> What to do: Report each line of the data that has "rights" somewhere in it.

* * *

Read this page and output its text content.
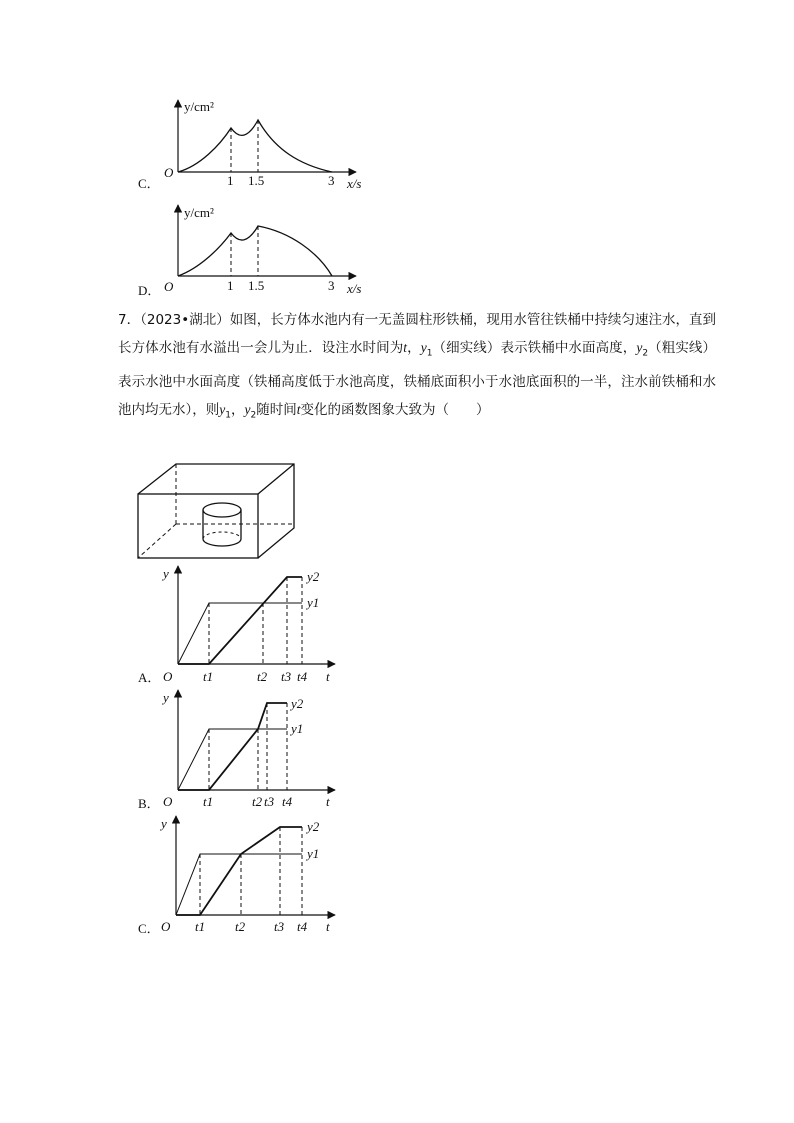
C．
O
y/cm²
x/s
1 1.5	3
D． O
y/cm²
x/s
1 1.5	3

7．（2023•湖北）如图，长方体水池内有一无盖圆柱形铁桶，现用水管往铁桶中持续匀速注水，直到长方体水池有水溢出一会儿为止．设注水时间为t，$y_1$（细实线）表示铁桶中水面高度，$y_2$（粗实线）表示水池中水面高度（铁桶高度低于水池高度，铁桶底面积小于水池底面积的一半，注水前铁桶和水池内均无水），则$y_1$，$y_2$随时间t变化的函数图象大致为（　　）

A． O
y
t
y2
y1
t1	t2 t3 t4
B． O
y
t
y2
y1
t1	t2 t3 t4
C． O
y
t
y2
y1
t1 t2 t3 t4
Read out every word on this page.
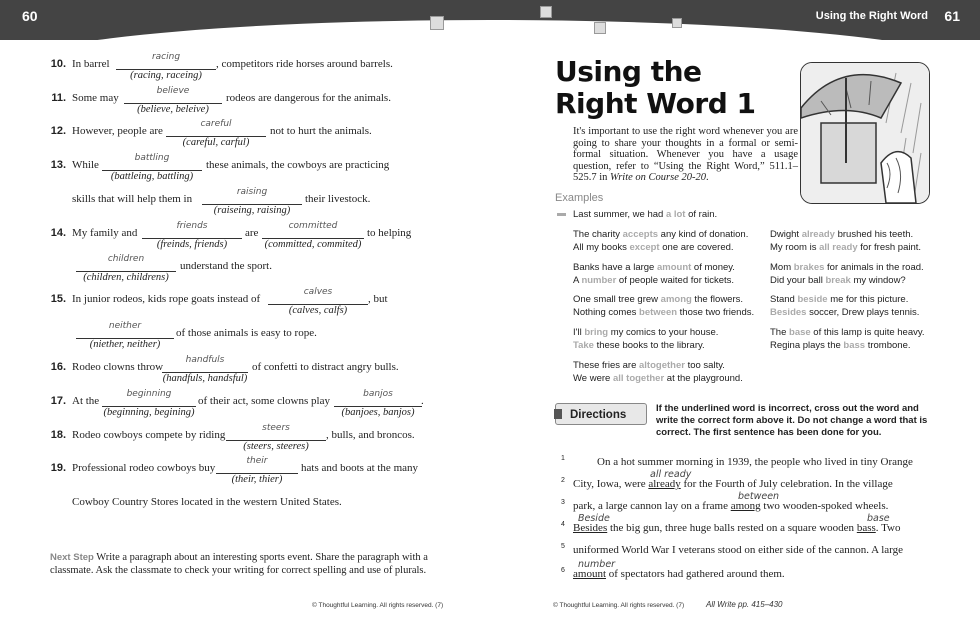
60	Using the Right Word 61
10. In barrel
racing
(racing, raceing)
, competitors ride horses around barrels.
11. Some may
believe
(believe, beleive)
rodeos are dangerous for the animals.
12. However, people are
careful
(careful, carful)
not to hurt the animals.
13. While
battling
(battleing, battling)
these animals, the cowboys are practicing
skills that will help them in
raising
(raiseing, raising)
their livestock.
14. My family and
friends
(freinds, friends)
are
committed
(committed, commited)
to helping
children
(children, childrens)
understand the sport.
15. In junior rodeos, kids rope goats instead of
calves
(calves, calfs)
, but
neither
(niether, neither)
of those animals is easy to rope.
16. Rodeo clowns throw
handfuls
(handfuls, handsful)
of confetti to distract angry bulls.
17. At the
beginning
(beginning, begining)
of their act, some clowns play
banjos
(banjoes, banjos)
.
18. Rodeo cowboys compete by riding
steers
(steers, steeres)
, bulls, and broncos.
19. Professional rodeo cowboys buy
their
(their, thier)
hats and boots at the many
Cowboy Country Stores located in the western United States.
Next Step Write a paragraph about an interesting sports event. Share the paragraph with a classmate. Ask the classmate to check your writing for correct spelling and use of plurals.
© Thoughtful Learning. All rights reserved. (7)
Using the
Right Word 1
It's important to use the right word whenever you are going to share your thoughts in a formal or semi-formal situation. Whenever you have a usage question, refer to “Using the Right Word,” 511.1–525.7 in Write on Course 20-20.
Examples
Last summer, we had a lot of rain.
The charity accepts any kind of donation.
All my books except one are covered.
Banks have a large amount of money.
A number of people waited for tickets.
One small tree grew among the flowers.
Nothing comes between those two friends.
I'll bring my comics to your house.
Take these books to the library.
These fries are altogether too salty.
We were all together at the playground.
Dwight already brushed his teeth.
My room is all ready for fresh paint.
Mom brakes for animals in the road.
Did your ball break my window?
Stand beside me for this picture.
Besides soccer, Drew plays tennis.
The base of this lamp is quite heavy.
Regina plays the bass trombone.
Directions
If the underlined word is incorrect, cross out the word and write the correct form above it. Do not change a word that is correct. The first sentence has been done for you.
1	On a hot summer morning in 1939, the people who lived in tiny Orange
2
all ready
City, Iowa, were already for the Fourth of July celebration. In the village
3
between
park, a large cannon lay on a frame among two wooden-spoked wheels.
4
Beside	base
Besides the big gun, three huge balls rested on a square wooden bass. Two
5 uniformed World War I veterans stood on either side of the cannon. A large
6
number
amount of spectators had gathered around them.
© Thoughtful Learning. All rights reserved. (7)	All Write pp. 415–430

* * *

> Reply to the exercise:
© Thoughtful Learning. All rights reserved. (7)
© Thoughtful Learning. All rights reserved. (7)	All Write pp. 415–430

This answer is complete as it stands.